Return the records, each one exactly as written.

Figure record listings

-- Begin --

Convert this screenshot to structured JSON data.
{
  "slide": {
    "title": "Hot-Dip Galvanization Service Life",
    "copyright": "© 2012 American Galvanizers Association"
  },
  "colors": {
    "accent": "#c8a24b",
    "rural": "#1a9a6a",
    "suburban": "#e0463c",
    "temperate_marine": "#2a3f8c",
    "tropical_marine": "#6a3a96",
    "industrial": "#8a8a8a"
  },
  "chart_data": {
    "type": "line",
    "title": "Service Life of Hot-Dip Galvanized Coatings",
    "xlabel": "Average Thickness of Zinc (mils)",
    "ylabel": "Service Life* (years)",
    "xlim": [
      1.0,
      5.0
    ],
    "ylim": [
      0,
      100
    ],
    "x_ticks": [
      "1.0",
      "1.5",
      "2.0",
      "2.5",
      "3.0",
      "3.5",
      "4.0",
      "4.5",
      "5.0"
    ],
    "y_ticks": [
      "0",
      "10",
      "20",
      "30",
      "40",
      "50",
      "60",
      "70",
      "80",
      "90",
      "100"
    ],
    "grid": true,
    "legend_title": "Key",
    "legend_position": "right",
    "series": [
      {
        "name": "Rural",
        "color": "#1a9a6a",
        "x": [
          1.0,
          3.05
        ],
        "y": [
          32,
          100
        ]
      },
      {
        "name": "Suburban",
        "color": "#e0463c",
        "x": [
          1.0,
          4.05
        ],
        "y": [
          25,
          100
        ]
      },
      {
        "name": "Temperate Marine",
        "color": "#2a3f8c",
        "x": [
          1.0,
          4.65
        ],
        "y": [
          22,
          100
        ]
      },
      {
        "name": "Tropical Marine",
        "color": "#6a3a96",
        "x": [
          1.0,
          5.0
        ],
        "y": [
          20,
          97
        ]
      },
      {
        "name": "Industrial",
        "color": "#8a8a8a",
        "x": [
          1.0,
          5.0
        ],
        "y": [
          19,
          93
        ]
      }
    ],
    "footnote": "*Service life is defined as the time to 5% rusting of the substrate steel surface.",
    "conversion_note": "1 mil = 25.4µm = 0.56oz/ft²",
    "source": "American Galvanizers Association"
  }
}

-- End --

Reply to the exercise |
Convert this screenshot to structured JSON data.
{
  "slide": {
    "title": "Hot-Dip Galvanization Service Life",
    "copyright": "© 2012 American Galvanizers Association"
  },
  "colors": {
    "accent": "#c8a24b",
    "rural": "#1a9a6a",
    "suburban": "#e0463c",
    "temperate_marine": "#2a3f8c",
    "tropical_marine": "#6a3a96",
    "industrial": "#8a8a8a"
  },
  "chart_data": {
    "type": "line",
    "title": "Service Life of Hot-Dip Galvanized Coatings",
    "xlabel": "Average Thickness of Zinc (mils)",
    "ylabel": "Service Life* (years)",
    "xlim": [
      1.0,
      5.0
    ],
    "ylim": [
      0,
      100
    ],
    "x_ticks": [
      "1.0",
      "1.5",
      "2.0",
      "2.5",
      "3.0",
      "3.5",
      "4.0",
      "4.5",
      "5.0"
    ],
    "y_ticks": [
      "0",
      "10",
      "20",
      "30",
      "40",
      "50",
      "60",
      "70",
      "80",
      "90",
      "100"
    ],
    "grid": true,
    "legend_title": "Key",
    "legend_position": "right",
    "series": [
      {
        "name": "Rural",
        "color": "#1a9a6a",
        "x": [
          1.0,
          3.05
        ],
        "y": [
          32,
          100
        ]
      },
      {
        "name": "Suburban",
        "color": "#e0463c",
        "x": [
          1.0,
          4.05
        ],
        "y": [
          25,
          100
        ]
      },
      {
        "name": "Temperate Marine",
        "color": "#2a3f8c",
        "x": [
          1.0,
          4.65
        ],
        "y": [
          22,
          100
        ]
      },
      {
        "name": "Tropical Marine",
        "color": "#6a3a96",
        "x": [
          1.0,
          5.0
        ],
        "y": [
          20,
          97
        ]
      },
      {
        "name": "Industrial",
        "color": "#8a8a8a",
        "x": [
          1.0,
          5.0
        ],
        "y": [
          19,
          93
        ]
      }
    ],
    "footnote": "*Service life is defined as the time to 5% rusting of the substrate steel surface.",
    "conversion_note": "1 mil = 25.4µm = 0.56oz/ft²",
    "source": "American Galvanizers Association"
  }
}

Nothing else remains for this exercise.